Say the number of lines containing the string "McCann", and say nothing else.

*Supplied material*

>> BEGIN

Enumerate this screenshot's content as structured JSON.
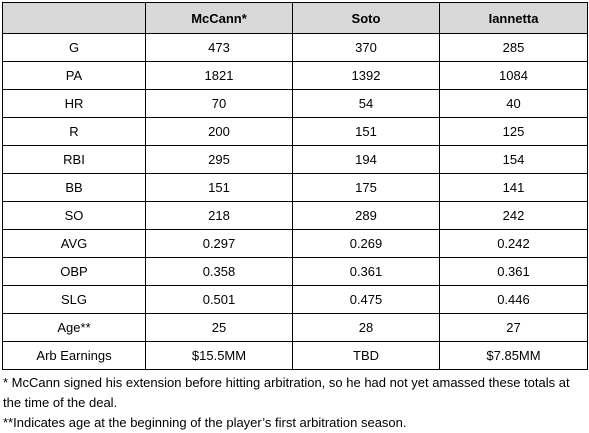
{
  "table": {
    "headers": [
      "",
      "McCann*",
      "Soto",
      "Iannetta"
    ],
    "rows": [
      {
        "label": "G",
        "values": [
          "473",
          "370",
          "285"
        ]
      },
      {
        "label": "PA",
        "values": [
          "1821",
          "1392",
          "1084"
        ]
      },
      {
        "label": "HR",
        "values": [
          "70",
          "54",
          "40"
        ]
      },
      {
        "label": "R",
        "values": [
          "200",
          "151",
          "125"
        ]
      },
      {
        "label": "RBI",
        "values": [
          "295",
          "194",
          "154"
        ]
      },
      {
        "label": "BB",
        "values": [
          "151",
          "175",
          "141"
        ]
      },
      {
        "label": "SO",
        "values": [
          "218",
          "289",
          "242"
        ]
      },
      {
        "label": "AVG",
        "values": [
          "0.297",
          "0.269",
          "0.242"
        ]
      },
      {
        "label": "OBP",
        "values": [
          "0.358",
          "0.361",
          "0.361"
        ]
      },
      {
        "label": "SLG",
        "values": [
          "0.501",
          "0.475",
          "0.446"
        ]
      },
      {
        "label": "Age**",
        "values": [
          "25",
          "28",
          "27"
        ]
      },
      {
        "label": "Arb Earnings",
        "values": [
          "$15.5MM",
          "TBD",
          "$7.85MM"
        ]
      }
    ]
  },
  "footnotes": [
    "* McCann signed his extension before hitting arbitration, so he had not yet amassed these totals at the time of the deal.",
    "**Indicates age at the beginning of the player’s first arbitration season."
  ],
  "colors": {
    "header_background": "#d8d8d8",
    "border": "#000000"
  }
}
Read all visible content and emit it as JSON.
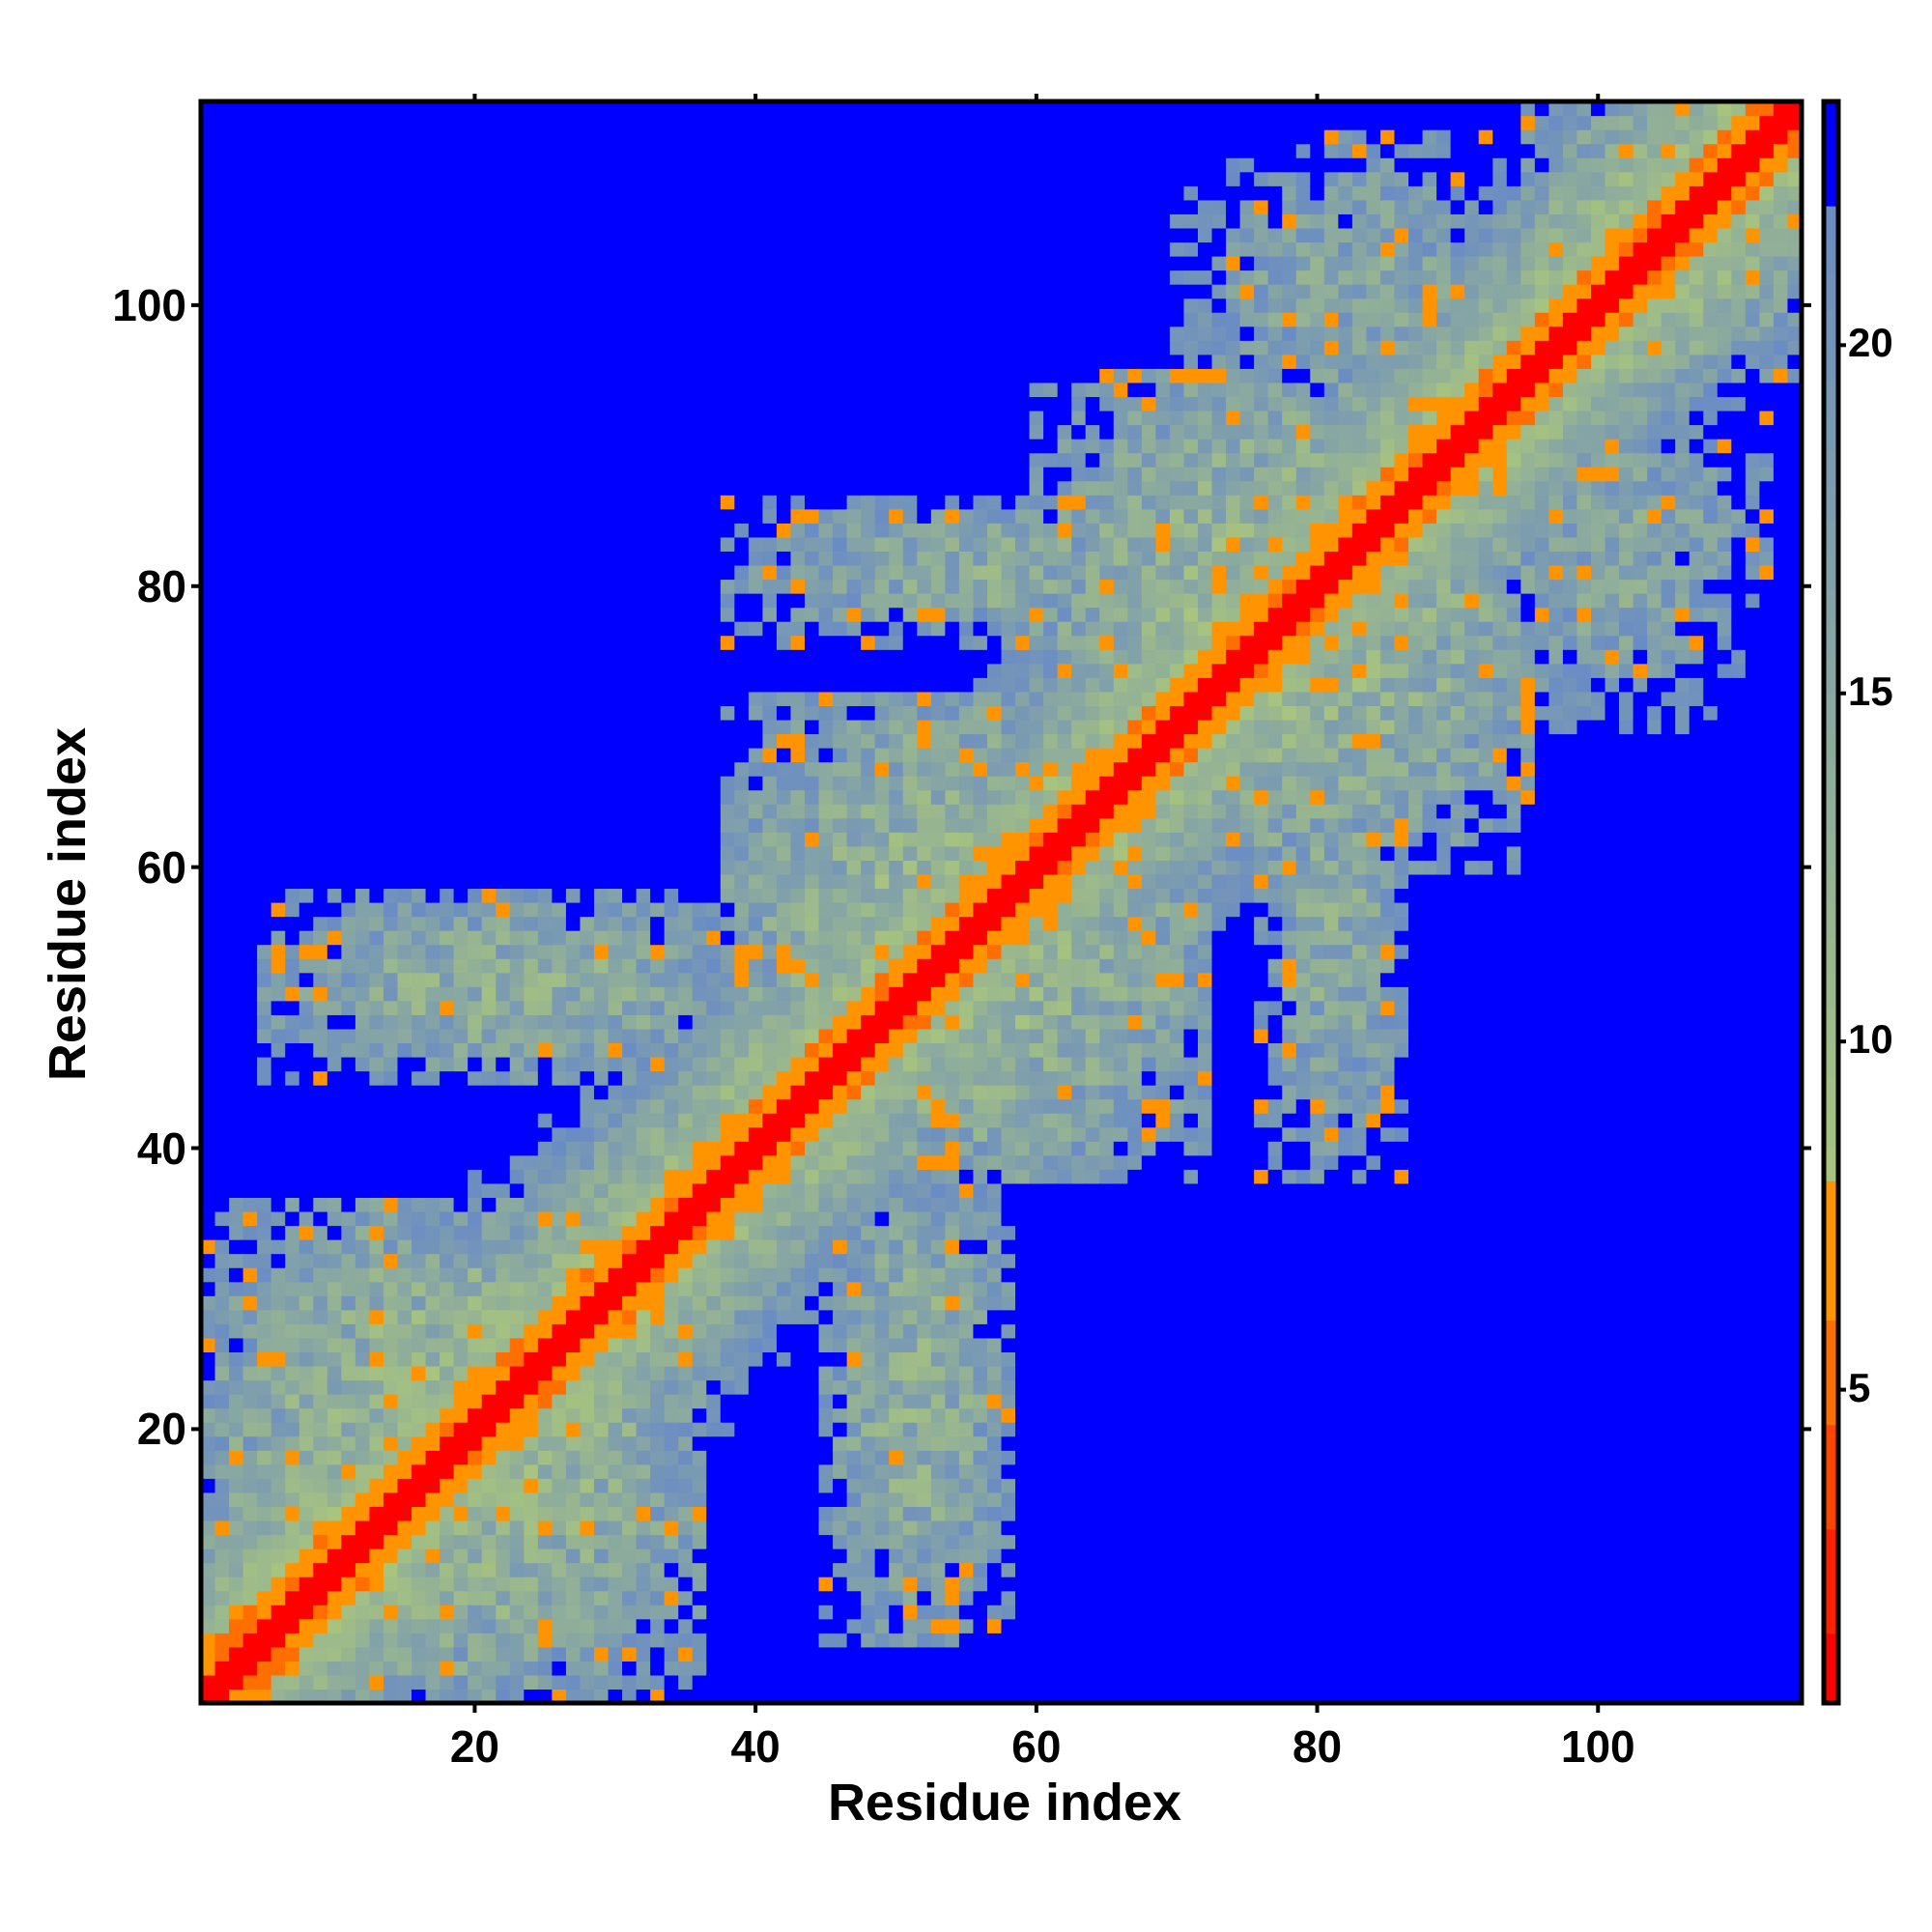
{
  "chart_data": {
    "type": "heatmap",
    "title": "",
    "xlabel": "Residue index",
    "ylabel": "Residue index",
    "n_residues": 114,
    "xlim": [
      0.5,
      114.5
    ],
    "ylim": [
      0.5,
      114.5
    ],
    "xticks": [
      20,
      40,
      60,
      80,
      100
    ],
    "yticks": [
      20,
      40,
      60,
      80,
      100
    ],
    "colorbar": {
      "ticks": [
        5,
        10,
        15,
        20
      ],
      "range": [
        0.5,
        23.5
      ],
      "stops": [
        {
          "max": 1.5,
          "color": "#ff0000"
        },
        {
          "max": 3,
          "color": "#ff2000"
        },
        {
          "max": 4.5,
          "color": "#ff4400"
        },
        {
          "max": 6,
          "color": "#ff6e00"
        },
        {
          "max": 8,
          "color": "#ff9400"
        },
        {
          "max": 22,
          "from": "#a8c47e",
          "to": "#6a8cc4"
        },
        {
          "max": 99,
          "color": "#0000ff"
        }
      ]
    },
    "symmetric": true,
    "diagonal_band": {
      "contact_distance": 1.0,
      "near_distance": 5.5,
      "slope_per_residue": 1.0
    },
    "contact_regions": [
      {
        "x": [
          1,
          36
        ],
        "y": [
          1,
          36
        ],
        "distance": 12
      },
      {
        "x": [
          5,
          40
        ],
        "y": [
          45,
          58
        ],
        "distance": 14
      },
      {
        "x": [
          38,
          72
        ],
        "y": [
          38,
          72
        ],
        "distance": 12
      },
      {
        "x": [
          38,
          76
        ],
        "y": [
          76,
          86
        ],
        "distance": 15
      },
      {
        "x": [
          60,
          95
        ],
        "y": [
          60,
          95
        ],
        "distance": 12
      },
      {
        "x": [
          70,
          92
        ],
        "y": [
          92,
          110
        ],
        "distance": 16
      },
      {
        "x": [
          92,
          112
        ],
        "y": [
          78,
          92
        ],
        "distance": 16
      },
      {
        "x": [
          95,
          114
        ],
        "y": [
          95,
          114
        ],
        "distance": 12
      }
    ]
  }
}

>> END

*Exercise output*
2